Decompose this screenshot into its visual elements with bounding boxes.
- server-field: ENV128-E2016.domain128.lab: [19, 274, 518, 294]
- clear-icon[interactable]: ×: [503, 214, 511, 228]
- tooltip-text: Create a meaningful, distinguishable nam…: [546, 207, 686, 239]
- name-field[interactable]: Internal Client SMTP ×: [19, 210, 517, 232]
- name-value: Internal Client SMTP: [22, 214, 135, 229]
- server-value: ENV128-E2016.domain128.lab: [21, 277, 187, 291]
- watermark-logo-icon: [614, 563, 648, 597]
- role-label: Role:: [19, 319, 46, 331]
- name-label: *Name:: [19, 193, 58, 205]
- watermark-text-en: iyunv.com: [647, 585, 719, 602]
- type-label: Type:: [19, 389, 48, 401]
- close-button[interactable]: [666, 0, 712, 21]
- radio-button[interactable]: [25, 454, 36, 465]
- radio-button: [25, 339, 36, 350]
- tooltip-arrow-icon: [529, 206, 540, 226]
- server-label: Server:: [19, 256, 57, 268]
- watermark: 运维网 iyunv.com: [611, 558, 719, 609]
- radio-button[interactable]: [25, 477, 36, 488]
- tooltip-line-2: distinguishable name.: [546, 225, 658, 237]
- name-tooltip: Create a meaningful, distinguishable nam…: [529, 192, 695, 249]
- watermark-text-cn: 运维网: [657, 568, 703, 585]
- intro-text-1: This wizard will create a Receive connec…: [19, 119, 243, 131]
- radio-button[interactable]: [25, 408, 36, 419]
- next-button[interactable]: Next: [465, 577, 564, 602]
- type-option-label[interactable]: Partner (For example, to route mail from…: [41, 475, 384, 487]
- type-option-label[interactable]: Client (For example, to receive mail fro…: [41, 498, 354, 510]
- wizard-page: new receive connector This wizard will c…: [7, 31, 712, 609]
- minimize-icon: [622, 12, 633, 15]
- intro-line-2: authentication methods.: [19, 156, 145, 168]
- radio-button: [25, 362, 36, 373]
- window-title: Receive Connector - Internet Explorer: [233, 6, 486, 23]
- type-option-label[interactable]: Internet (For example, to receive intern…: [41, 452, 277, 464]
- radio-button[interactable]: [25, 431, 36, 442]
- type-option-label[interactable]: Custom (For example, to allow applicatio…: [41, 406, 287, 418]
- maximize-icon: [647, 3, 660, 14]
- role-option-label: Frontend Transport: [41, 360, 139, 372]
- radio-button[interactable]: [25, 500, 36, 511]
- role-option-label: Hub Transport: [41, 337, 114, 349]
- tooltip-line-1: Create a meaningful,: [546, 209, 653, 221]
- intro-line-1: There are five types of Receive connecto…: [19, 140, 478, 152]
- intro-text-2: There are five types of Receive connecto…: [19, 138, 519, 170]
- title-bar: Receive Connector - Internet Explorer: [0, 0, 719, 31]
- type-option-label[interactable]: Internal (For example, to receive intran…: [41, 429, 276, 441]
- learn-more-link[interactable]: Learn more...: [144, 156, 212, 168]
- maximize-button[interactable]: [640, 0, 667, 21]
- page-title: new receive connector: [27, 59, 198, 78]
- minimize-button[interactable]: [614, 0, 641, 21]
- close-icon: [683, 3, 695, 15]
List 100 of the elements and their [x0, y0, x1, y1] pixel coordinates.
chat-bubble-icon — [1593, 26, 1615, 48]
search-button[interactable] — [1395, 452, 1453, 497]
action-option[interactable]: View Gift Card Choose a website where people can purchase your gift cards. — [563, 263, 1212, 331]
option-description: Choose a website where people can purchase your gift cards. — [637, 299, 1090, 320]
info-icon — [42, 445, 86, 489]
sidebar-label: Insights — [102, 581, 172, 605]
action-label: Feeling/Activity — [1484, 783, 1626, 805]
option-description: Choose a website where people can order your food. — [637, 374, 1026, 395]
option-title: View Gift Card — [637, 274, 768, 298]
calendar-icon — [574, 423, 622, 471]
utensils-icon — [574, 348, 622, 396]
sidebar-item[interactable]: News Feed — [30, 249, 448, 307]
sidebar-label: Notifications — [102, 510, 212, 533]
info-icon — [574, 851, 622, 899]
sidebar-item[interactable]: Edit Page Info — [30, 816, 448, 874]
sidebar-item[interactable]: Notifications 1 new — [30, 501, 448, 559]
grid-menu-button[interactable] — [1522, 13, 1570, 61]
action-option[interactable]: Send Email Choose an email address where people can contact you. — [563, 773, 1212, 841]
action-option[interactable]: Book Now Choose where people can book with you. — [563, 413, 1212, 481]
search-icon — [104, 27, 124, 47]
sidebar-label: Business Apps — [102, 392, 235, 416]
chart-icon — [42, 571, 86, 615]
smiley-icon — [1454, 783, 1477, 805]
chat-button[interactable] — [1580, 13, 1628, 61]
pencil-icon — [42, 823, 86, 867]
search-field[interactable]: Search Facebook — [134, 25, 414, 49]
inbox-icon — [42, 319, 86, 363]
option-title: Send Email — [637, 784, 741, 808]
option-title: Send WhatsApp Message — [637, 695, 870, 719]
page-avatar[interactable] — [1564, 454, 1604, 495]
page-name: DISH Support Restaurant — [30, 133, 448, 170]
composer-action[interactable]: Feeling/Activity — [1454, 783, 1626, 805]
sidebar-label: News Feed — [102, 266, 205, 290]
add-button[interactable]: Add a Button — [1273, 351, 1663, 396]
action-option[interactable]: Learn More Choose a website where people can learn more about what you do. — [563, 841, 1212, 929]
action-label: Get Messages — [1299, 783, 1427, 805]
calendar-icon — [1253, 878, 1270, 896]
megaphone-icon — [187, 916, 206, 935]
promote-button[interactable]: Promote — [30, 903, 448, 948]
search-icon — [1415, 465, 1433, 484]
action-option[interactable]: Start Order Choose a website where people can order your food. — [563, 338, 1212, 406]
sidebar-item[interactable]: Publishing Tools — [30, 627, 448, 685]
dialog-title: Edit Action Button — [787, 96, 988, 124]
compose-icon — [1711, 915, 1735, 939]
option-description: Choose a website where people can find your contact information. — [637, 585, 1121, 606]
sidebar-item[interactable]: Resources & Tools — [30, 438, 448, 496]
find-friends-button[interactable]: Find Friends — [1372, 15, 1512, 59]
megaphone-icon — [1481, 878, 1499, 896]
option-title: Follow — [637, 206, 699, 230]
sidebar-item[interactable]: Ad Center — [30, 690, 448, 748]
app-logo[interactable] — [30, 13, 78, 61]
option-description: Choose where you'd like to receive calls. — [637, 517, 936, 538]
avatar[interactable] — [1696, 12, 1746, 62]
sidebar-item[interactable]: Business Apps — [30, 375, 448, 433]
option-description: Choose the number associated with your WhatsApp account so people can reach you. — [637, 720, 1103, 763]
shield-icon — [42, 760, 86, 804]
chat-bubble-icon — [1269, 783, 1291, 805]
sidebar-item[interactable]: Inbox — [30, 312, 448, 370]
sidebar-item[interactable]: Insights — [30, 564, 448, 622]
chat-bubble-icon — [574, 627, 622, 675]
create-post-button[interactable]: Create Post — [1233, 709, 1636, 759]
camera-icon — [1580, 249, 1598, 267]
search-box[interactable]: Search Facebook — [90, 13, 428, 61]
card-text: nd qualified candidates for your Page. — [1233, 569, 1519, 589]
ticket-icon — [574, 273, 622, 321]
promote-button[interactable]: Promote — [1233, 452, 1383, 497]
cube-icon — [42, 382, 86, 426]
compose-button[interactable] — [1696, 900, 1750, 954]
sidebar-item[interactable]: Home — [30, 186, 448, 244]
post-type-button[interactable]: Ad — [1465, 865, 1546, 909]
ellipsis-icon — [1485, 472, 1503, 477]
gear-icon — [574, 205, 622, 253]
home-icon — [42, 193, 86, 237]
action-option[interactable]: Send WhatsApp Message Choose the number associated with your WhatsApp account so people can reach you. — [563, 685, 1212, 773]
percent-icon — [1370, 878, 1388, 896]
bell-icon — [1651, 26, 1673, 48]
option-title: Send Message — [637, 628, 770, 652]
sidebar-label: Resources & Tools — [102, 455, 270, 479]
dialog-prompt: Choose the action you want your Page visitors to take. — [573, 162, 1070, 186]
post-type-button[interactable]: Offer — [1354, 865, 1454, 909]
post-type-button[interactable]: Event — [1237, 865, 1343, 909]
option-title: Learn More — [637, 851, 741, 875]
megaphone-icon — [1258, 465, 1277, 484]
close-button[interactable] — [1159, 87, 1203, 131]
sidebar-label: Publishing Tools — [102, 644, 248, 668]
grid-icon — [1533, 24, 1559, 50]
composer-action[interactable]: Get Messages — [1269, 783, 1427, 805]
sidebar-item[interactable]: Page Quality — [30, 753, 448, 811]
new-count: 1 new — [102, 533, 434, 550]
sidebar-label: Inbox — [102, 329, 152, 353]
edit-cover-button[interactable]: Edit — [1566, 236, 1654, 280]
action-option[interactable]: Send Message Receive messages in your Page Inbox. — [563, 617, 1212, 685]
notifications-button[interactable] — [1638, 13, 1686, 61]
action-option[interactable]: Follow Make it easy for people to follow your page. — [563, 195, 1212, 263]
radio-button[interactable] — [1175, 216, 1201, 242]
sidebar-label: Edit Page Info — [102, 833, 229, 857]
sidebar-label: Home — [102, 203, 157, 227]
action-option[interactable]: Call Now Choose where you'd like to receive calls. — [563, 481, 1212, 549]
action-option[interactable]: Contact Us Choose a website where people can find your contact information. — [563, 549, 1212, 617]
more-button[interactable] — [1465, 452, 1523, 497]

* * * * *

Request
Starting at the first line of the records and ending at the line that contains "- tooltip-line-2: distinguishable", present those lines as a Markdown table with the columns Row and Line. Number each row and leave out blank lines.

Written answer
| Row | Line |
|---|---|
| 1 | Decompose this screenshot into its visual elements with bounding boxes. |
| 2 | - server-field: ENV128-E2016.domain128.lab: [19, 274, 518, 294] |
| 3 | - clear-icon[interactable]: ×: [503, 214, 511, 228] |
| 4 | - tooltip-text: Create a meaningful, distinguishable nam…: [546, 207, 686, 239] |
| 5 | - name-field[interactable]: Internal Client SMTP ×: [19, 210, 517, 232] |
| 6 | - name-value: Internal Client SMTP: [22, 214, 135, 229] |
| 7 | - server-value: ENV128-E2016.domain128.lab: [21, 277, 187, 291] |
| 8 | - watermark-logo-icon: [614, 563, 648, 597] |
| 9 | - role-label: Role:: [19, 319, 46, 331] |
| 10 | - name-label: *Name:: [19, 193, 58, 205] |
| 11 | - watermark-text-en: iyunv.com: [647, 585, 719, 602] |
| 12 | - type-label: Type:: [19, 389, 48, 401] |
| 13 | - close-button[interactable]: [666, 0, 712, 21] |
| 14 | - radio-button[interactable]: [25, 454, 36, 465] |
| 15 | - radio-button: [25, 339, 36, 350] |
| 16 | - tooltip-arrow-icon: [529, 206, 540, 226] |
| 17 | - server-label: Server:: [19, 256, 57, 268] |
| 18 | - watermark: 运维网 iyunv.com: [611, 558, 719, 609] |
| 19 | - radio-button[interactable]: [25, 477, 36, 488] |
| 20 | - tooltip-line-2: distinguishable name.: [546, 225, 658, 237] |